• Stated problem: Using the listing below, extract each line that has the word "length" in it.

[Figure contents as structured data]
-- Begin --
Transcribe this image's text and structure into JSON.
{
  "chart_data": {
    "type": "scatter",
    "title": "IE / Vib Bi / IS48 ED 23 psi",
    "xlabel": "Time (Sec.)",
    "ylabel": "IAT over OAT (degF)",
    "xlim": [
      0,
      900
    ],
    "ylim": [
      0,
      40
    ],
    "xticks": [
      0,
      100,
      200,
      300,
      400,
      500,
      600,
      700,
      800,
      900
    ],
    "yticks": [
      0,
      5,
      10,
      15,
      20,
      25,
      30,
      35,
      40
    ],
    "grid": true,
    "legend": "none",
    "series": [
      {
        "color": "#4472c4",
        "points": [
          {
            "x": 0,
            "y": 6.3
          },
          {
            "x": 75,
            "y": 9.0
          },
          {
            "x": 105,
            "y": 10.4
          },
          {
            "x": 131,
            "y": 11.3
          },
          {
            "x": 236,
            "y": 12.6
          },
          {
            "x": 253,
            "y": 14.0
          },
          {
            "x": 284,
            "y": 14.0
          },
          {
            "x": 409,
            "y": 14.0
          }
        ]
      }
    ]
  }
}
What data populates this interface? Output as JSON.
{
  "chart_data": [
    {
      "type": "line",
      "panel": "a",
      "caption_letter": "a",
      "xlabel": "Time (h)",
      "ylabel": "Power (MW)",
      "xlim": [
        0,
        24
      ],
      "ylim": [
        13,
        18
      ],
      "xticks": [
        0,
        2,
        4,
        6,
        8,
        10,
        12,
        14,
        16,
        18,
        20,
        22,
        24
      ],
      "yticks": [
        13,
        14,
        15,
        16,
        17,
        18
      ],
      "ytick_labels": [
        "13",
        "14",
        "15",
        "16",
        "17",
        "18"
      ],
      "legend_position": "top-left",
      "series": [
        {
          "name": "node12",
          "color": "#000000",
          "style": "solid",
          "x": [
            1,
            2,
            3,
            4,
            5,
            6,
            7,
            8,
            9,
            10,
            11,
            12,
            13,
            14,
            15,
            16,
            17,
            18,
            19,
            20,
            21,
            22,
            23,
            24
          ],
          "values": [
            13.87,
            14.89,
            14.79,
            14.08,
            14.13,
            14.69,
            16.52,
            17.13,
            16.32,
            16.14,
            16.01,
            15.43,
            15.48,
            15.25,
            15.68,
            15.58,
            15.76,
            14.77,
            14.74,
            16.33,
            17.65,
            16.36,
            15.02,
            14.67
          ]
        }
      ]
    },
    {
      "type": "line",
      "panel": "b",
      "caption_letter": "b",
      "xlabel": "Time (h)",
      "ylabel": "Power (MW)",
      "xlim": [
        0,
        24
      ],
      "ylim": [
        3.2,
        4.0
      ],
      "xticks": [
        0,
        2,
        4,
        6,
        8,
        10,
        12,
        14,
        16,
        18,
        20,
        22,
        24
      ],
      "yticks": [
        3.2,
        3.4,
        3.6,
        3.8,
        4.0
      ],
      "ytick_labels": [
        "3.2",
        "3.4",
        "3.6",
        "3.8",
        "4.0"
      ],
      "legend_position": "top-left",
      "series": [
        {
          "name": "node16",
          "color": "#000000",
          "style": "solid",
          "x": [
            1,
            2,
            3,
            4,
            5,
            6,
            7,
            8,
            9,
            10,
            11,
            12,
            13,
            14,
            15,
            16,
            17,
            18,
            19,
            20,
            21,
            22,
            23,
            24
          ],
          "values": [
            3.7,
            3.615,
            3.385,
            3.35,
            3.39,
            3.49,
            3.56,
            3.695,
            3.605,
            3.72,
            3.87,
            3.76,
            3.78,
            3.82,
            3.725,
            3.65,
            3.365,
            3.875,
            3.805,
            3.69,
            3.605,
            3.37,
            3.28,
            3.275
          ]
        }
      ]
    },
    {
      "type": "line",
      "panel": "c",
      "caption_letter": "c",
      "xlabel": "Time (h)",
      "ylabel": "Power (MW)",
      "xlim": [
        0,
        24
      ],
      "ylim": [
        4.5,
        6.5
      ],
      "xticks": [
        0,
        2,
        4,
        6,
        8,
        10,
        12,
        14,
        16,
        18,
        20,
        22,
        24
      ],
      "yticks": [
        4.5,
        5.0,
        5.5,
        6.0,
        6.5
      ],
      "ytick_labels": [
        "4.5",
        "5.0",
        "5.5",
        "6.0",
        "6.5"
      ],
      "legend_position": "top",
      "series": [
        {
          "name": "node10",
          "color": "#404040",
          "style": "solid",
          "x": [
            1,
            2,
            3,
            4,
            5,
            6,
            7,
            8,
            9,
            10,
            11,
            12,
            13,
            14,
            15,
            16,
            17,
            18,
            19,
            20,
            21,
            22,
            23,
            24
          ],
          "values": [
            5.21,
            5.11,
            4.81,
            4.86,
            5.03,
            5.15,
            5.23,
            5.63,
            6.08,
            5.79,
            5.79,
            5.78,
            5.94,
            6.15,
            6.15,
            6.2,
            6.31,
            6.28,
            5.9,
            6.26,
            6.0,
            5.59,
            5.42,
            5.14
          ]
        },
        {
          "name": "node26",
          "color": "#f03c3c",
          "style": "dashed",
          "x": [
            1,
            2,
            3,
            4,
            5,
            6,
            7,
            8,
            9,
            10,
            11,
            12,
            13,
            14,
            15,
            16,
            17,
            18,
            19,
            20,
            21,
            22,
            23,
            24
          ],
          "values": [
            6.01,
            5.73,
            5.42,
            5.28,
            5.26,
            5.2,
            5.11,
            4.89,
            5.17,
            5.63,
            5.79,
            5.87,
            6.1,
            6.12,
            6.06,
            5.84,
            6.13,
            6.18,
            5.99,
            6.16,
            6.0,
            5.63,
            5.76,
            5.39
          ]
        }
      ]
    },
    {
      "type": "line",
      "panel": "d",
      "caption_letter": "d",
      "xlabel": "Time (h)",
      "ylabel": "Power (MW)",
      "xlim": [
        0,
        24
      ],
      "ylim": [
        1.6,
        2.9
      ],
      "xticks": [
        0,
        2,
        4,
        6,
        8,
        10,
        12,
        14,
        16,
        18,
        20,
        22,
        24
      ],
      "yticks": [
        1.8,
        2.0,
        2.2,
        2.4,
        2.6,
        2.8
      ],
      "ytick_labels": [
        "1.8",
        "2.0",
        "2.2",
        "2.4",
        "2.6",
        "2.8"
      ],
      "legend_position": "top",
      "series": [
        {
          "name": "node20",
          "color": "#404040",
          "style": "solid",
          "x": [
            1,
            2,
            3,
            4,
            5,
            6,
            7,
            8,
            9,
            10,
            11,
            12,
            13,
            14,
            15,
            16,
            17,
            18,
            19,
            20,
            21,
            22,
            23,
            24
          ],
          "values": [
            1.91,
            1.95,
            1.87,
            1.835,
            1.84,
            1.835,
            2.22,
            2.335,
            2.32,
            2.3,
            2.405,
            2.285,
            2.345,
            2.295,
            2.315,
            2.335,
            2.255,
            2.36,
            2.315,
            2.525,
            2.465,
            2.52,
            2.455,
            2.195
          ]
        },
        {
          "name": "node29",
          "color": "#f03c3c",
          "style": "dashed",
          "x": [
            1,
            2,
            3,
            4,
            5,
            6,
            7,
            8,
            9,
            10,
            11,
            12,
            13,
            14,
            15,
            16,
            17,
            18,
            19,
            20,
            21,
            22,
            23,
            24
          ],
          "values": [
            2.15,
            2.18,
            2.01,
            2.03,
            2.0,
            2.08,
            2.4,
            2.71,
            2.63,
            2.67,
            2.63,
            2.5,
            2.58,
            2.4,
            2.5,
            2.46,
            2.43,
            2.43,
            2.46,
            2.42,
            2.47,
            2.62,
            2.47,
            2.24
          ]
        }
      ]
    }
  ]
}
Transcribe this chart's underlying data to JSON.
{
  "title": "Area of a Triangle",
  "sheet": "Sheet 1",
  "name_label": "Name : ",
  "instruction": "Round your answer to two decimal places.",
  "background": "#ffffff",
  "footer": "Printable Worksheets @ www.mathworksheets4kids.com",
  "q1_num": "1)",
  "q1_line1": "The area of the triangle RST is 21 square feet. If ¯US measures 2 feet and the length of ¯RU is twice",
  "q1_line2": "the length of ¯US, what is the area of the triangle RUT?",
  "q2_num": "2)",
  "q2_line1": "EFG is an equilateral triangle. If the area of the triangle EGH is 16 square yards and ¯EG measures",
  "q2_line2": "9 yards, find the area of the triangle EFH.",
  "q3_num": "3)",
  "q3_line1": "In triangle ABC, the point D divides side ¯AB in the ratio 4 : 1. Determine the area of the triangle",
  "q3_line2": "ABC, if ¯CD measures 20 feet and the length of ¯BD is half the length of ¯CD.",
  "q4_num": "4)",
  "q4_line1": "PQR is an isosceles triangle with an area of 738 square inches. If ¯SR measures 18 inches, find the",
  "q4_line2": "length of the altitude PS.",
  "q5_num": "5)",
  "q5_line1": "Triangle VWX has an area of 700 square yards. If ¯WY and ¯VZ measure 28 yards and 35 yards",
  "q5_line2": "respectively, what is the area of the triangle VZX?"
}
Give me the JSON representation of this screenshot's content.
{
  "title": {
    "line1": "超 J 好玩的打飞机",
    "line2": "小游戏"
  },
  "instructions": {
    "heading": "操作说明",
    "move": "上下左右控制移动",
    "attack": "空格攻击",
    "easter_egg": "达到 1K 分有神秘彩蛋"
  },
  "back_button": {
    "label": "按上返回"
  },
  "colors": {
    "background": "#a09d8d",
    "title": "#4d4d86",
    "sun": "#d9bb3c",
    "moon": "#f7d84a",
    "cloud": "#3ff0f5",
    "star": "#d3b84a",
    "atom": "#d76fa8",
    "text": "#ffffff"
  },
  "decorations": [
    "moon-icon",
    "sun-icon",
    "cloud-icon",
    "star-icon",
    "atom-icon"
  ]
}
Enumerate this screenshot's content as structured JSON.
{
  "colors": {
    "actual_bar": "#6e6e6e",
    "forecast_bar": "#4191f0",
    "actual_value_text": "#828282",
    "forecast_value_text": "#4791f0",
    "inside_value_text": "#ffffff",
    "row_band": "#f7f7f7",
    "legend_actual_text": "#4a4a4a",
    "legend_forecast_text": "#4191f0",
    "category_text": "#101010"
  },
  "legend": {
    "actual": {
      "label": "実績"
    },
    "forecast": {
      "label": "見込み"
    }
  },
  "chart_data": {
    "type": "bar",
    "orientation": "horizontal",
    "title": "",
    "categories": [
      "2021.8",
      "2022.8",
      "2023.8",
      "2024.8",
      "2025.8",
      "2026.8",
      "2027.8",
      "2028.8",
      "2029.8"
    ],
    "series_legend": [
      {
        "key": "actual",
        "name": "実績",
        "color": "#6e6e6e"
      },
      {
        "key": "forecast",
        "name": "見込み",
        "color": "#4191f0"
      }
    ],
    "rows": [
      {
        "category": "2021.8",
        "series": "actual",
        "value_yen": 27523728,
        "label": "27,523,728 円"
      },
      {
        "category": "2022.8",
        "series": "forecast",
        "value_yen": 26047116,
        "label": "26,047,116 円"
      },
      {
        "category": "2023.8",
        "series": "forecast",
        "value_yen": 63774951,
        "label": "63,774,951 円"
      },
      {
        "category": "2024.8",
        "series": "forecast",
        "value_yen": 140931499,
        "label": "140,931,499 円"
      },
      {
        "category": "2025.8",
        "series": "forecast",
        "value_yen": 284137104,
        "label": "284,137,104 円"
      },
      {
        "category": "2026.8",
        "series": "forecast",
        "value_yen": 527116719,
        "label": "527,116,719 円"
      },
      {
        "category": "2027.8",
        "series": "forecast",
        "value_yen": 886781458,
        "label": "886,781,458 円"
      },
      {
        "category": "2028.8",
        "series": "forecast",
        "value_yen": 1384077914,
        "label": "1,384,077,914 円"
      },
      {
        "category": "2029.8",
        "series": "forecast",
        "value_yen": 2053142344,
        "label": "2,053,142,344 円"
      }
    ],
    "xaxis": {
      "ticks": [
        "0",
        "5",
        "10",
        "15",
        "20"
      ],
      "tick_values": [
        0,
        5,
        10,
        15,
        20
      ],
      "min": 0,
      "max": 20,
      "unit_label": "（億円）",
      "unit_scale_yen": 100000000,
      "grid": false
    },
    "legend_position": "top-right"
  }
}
-- End --
• Completed task:
  "q1_line1": "The area of the triangle RST is 21 square feet. If ¯US measures 2 feet and the length of ¯RU is twice",
  "q1_line2": "the length of ¯US, what is the area of the triangle RUT?",
  "q3_line2": "ABC, if ¯CD measures 20 feet and the length of ¯BD is half the length of ¯CD.",
  "q4_line2": "length of the altitude PS.",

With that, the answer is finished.